++++ INFORMATION SUPPLIED

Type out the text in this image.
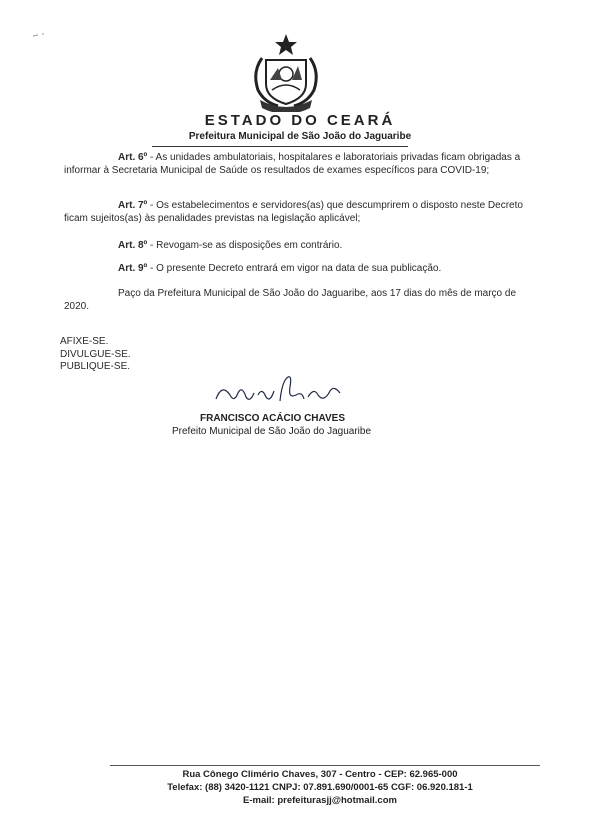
ESTADO DO CEARÁ
Prefeitura Municipal de São João do Jaguaribe

Art. 6º - As unidades ambulatoriais, hospitalares e laboratoriais privadas ficam obrigadas a informar à Secretaria Municipal de Saúde os resultados de exames específicos para COVID-19;

Art. 7º - Os estabelecimentos e servidores(as) que descumprirem o disposto neste Decreto ficam sujeitos(as) às penalidades previstas na legislação aplicável;

Art. 8º - Revogam-se as disposições em contrário.

Art. 9º - O presente Decreto entrará em vigor na data de sua publicação.

Paço da Prefeitura Municipal de São João do Jaguaribe, aos 17 dias do mês de março de 2020.

AFIXE-SE.
DIVULGUE-SE.
PUBLIQUE-SE.
FRANCISCO ACÁCIO CHAVES
Prefeito Municipal de São João do Jaguaribe
Rua Cônego Climério Chaves, 307 - Centro - CEP: 62.965-000
Telefax: (88) 3420-1121 CNPJ: 07.891.690/0001-65 CGF: 06.920.181-1
E-mail: prefeiturasjj@hotmail.com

++++++++

*WHAT YOU ARE ASKED TO DO*
Search the listing for the word "Municipal". Copy every line in which it occurs.

*PROBLEM SOLUTION*
Prefeitura Municipal de São João do Jaguaribe
Art. 6º - As unidades ambulatoriais, hospitalares e laboratoriais privadas ficam obrigadas a informar à Secretaria Municipal de Saúde os resultados de exames específicos para COVID-19;
Paço da Prefeitura Municipal de São João do Jaguaribe, aos 17 dias do mês de março de 2020.
Prefeito Municipal de São João do Jaguaribe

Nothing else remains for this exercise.